- [Challenge]:
Output every entry exactly as given.

- [Data shown]:
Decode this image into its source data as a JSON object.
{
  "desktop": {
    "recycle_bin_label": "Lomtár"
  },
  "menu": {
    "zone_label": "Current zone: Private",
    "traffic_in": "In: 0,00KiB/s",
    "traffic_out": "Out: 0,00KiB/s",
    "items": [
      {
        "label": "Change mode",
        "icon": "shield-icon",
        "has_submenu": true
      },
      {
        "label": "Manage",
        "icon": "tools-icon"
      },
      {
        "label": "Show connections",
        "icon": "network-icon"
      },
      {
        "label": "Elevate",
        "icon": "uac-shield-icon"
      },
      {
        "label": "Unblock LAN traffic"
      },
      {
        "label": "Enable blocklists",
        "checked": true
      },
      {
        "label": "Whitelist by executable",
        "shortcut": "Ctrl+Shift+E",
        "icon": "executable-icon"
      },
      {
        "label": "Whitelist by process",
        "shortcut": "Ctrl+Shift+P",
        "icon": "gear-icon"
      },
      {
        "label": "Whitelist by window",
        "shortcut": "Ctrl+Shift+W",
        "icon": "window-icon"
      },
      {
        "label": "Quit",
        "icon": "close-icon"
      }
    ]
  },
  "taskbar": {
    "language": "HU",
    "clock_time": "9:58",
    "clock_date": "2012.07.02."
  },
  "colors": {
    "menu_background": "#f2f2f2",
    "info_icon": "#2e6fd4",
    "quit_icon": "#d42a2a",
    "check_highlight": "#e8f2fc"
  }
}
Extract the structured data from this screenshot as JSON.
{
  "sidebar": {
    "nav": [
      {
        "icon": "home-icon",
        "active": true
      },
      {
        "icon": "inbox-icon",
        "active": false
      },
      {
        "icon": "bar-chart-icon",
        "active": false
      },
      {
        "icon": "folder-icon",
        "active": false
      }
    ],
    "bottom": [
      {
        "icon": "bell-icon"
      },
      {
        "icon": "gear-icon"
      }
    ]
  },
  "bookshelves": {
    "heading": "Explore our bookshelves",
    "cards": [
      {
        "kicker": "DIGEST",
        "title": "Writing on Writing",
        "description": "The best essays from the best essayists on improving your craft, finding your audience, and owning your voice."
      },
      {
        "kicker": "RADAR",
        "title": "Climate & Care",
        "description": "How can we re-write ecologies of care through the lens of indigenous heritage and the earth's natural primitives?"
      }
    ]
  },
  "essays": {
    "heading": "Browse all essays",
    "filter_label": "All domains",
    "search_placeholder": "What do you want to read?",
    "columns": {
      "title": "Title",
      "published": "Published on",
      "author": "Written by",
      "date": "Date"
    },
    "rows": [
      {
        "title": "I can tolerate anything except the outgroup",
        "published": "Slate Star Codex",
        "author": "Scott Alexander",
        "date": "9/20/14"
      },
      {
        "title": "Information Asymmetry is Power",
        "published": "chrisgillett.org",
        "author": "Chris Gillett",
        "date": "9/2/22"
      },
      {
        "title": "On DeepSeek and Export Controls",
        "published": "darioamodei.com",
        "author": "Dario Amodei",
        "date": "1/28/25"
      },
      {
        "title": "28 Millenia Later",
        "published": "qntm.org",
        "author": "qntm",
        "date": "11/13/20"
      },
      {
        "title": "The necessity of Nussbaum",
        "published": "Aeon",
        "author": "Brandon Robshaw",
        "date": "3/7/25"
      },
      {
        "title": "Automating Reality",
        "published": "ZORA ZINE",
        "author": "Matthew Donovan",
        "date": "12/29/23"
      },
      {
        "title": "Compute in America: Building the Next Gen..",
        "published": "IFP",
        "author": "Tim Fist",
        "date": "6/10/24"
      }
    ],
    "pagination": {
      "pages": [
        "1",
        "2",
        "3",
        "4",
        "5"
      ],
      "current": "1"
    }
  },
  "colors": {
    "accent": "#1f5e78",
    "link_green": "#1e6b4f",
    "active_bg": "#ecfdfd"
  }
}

- [Full solution]:
Decode this image into its source data as a JSON object.
{
  "desktop": {
    "recycle_bin_label": "Lomtár"
  },
  "menu": {
    "zone_label": "Current zone: Private",
    "traffic_in": "In: 0,00KiB/s",
    "traffic_out": "Out: 0,00KiB/s",
    "items": [
      {
        "label": "Change mode",
        "icon": "shield-icon",
        "has_submenu": true
      },
      {
        "label": "Manage",
        "icon": "tools-icon"
      },
      {
        "label": "Show connections",
        "icon": "network-icon"
      },
      {
        "label": "Elevate",
        "icon": "uac-shield-icon"
      },
      {
        "label": "Unblock LAN traffic"
      },
      {
        "label": "Enable blocklists",
        "checked": true
      },
      {
        "label": "Whitelist by executable",
        "shortcut": "Ctrl+Shift+E",
        "icon": "executable-icon"
      },
      {
        "label": "Whitelist by process",
        "shortcut": "Ctrl+Shift+P",
        "icon": "gear-icon"
      },
      {
        "label": "Whitelist by window",
        "shortcut": "Ctrl+Shift+W",
        "icon": "window-icon"
      },
      {
        "label": "Quit",
        "icon": "close-icon"
      }
    ]
  },
  "taskbar": {
    "language": "HU",
    "clock_time": "9:58",
    "clock_date": "2012.07.02."
  },
  "colors": {
    "menu_background": "#f2f2f2",
    "info_icon": "#2e6fd4",
    "quit_icon": "#d42a2a",
    "check_highlight": "#e8f2fc"
  }
}
Extract the structured data from this screenshot as JSON.
{
  "sidebar": {
    "nav": [
      {
        "icon": "home-icon",
        "active": true
      },
      {
        "icon": "inbox-icon",
        "active": false
      },
      {
        "icon": "bar-chart-icon",
        "active": false
      },
      {
        "icon": "folder-icon",
        "active": false
      }
    ],
    "bottom": [
      {
        "icon": "bell-icon"
      },
      {
        "icon": "gear-icon"
      }
    ]
  },
  "bookshelves": {
    "heading": "Explore our bookshelves",
    "cards": [
      {
        "kicker": "DIGEST",
        "title": "Writing on Writing",
        "description": "The best essays from the best essayists on improving your craft, finding your audience, and owning your voice."
      },
      {
        "kicker": "RADAR",
        "title": "Climate & Care",
        "description": "How can we re-write ecologies of care through the lens of indigenous heritage and the earth's natural primitives?"
      }
    ]
  },
  "essays": {
    "heading": "Browse all essays",
    "filter_label": "All domains",
    "search_placeholder": "What do you want to read?",
    "columns": {
      "title": "Title",
      "published": "Published on",
      "author": "Written by",
      "date": "Date"
    },
    "rows": [
      {
        "title": "I can tolerate anything except the outgroup",
        "published": "Slate Star Codex",
        "author": "Scott Alexander",
        "date": "9/20/14"
      },
      {
        "title": "Information Asymmetry is Power",
        "published": "chrisgillett.org",
        "author": "Chris Gillett",
        "date": "9/2/22"
      },
      {
        "title": "On DeepSeek and Export Controls",
        "published": "darioamodei.com",
        "author": "Dario Amodei",
        "date": "1/28/25"
      },
      {
        "title": "28 Millenia Later",
        "published": "qntm.org",
        "author": "qntm",
        "date": "11/13/20"
      },
      {
        "title": "The necessity of Nussbaum",
        "published": "Aeon",
        "author": "Brandon Robshaw",
        "date": "3/7/25"
      },
      {
        "title": "Automating Reality",
        "published": "ZORA ZINE",
        "author": "Matthew Donovan",
        "date": "12/29/23"
      },
      {
        "title": "Compute in America: Building the Next Gen..",
        "published": "IFP",
        "author": "Tim Fist",
        "date": "6/10/24"
      }
    ],
    "pagination": {
      "pages": [
        "1",
        "2",
        "3",
        "4",
        "5"
      ],
      "current": "1"
    }
  },
  "colors": {
    "accent": "#1f5e78",
    "link_green": "#1e6b4f",
    "active_bg": "#ecfdfd"
  }
}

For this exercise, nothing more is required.